TA CONSIGNE
Rédige la suite du texte sur le drame « Auguste, ou l'Enfant naturel », en reprenant juste après sa dernière phrase.

TEXTE
-=-=-
Auguste, ou l'Enfant naturel, drame en trois actes, d'Étienne Gosse ; 25 août 1812.

Théâtre de l'Impératrice.

Titre :

Auguste, ou l’Enfant naturel

Genre

drame

Nombre d'actes :

3

Vers / prose

en prose

Musique :

non

Date de création :

25 août 1812

Théâtre :

Théâtre de l’Impératrice

Auteur(s) des paroles :

Étienne Gosse

Almanach des Muses 1813.

Valmont, époux de la nièce d'un vieux marin, a eu dans les commencemens de son mariage un enfant naturel dont l'existence est ignorée de tout le monde. Le hasard conduit ce marin chez Valmont, au moment où il va donner une fête à sa femme. Un mot de l'enfant fait reconnaître son père, et jette le trouble dans la maison. Le vieux marin, furieux, fait enlever le petit Auguste ; mais Mme Valmont, touchée de la douleur et des remords de son époux, lui remet son fils, et tout est pardonné.

Fond romanesque, style extrêmement négligé ; point de succès.

Sur la page de titre de la brochure, Paris, chez Martinet, 1812 :

Auguste, ou l'enfant naturel, Drame en trois actes et en prose, Représenté pour la première fois à Paris, sur le théâtre de S. M. l'Impératrice, le 25 août 1812. Par E.·. G....

Magasin encyclopédique, ou Journal des sciences, des lettres et des arts, année 1812, tome 5, p. 204-206 :

[Le compte rendu s’ouvre sur le résumé de l’intrigue sur un ton un peu ironique : « Le marin seul se donne au Diable d'avoir manqué sa prise ; tout le reste bénit l'honneur, l'amour, l'hymen et la nature ». La pièce est ensuite jugée sévèrement : intérêt nul, en raison de « l'inconvenance des sentimens que l'on rencontre dans le père, dans le vieil oncle, et sur-tout dans la jeune épouse » (la morale ! L’ordre d’énumération des personnages est intéressant. Et de plus, « nulle espèce d'art, nul effet dramatique », « l'ouvrage se traîne par scènes décousues ». Même ce qui pourrait sauver la pièce est imparfait : « Le style a paru correct, mais il est lâche et trivial ».]

Auguste, ou l'Enfant naturel, drame en trois actes et en prose, représenté le 27 août.
-=-=-
DONNÉES FOURNIES
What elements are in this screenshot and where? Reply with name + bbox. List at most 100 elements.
-=-=-
RÉSULTAT OBTENU
Varmon, époux de la nièce d'un vieux marin, qui a fait leur fortune en les mariant, a eu dans le commencement de son mariage ce qu'on appelle une distraction; il en est résulté un enfant naturel, dont Varmon a d'abord pris soin ; mais, ramené à son épouse par ses grâces, sa douceur et son extrême sensibilité, il a cessé de soigner son fils, il se contente de payer une pension pour lui, de baiser son portrait, et n'ose plus s'informer de son sort, de peur, dit-il, de chagriner sa femme : cependant Madame de Varmon prépare secrètement une fête pour son époux ; le jardinier, chargé des détails de cette fête, se sentant fort peu musicien, a recours à un aveugle, qui lui présente le jeune Auguste, qu'il a trouvé perdu dans un bois ; le jardinier présente le jeune chanteur à Madame, qui l'accepte. Le vieux marin enrage seul de ces préparatifs ; cet homme n'aime point Varmon, il paroît désolé du bonheur qui est rentré dans sa famille, il préfère les combats et les tempêtes qu'il essuyoit sur l'Aimable Jeannette (c'est le nom de son vaisseau) ; en conséquence, il fait épier Varmon, il tente de convaincre sa nièce que son mari ne l'aime point ; son espion vient tout-à-point lui annoncer que son maître a baisé un portrait, grande querelle ; le mari tremblant, surtout quand on lui reproche qu'on a fait sa fortune, montre humblement la petite boîte qu'on lui demande, et dit que c'est le portrait de son neveu ; à ces mots, la fête commence, l'enfant est porté sur un palanquin de fleurs. Au lieu de chanter, il s'écrie de loin : Voilà mon papa ! – Son papa ! ciel ! Madame Varmon se trouve mal ; l'oncle jure, et l'acte finit. La pièce auroit dû finir aussi en ce moment ; mais la douce, la bonne, la sensible Madame de Varmon exige que son époux abandonne de nouveau son malheureux enfant ; l'oncle lui reproche encore une fois le sacrifice qu'il lui a fait de sa fortune, et de son Aimable Jeannette, il médite un certain tour de marin.... En effet, l'enfant resté seul, après avoir inutilement supplié Madame de Varmon, est enlevé tout-à-coup par un grand laquais, mais il reparoît sur le champ dans les bras de Madame de Varmon qui l'envoye dans ceux de son époux. Le marin seul se donne au Diable d'avoir manqué sa prise ; tout le reste bénit l'honneur, l'amour, l'hymen et la nature.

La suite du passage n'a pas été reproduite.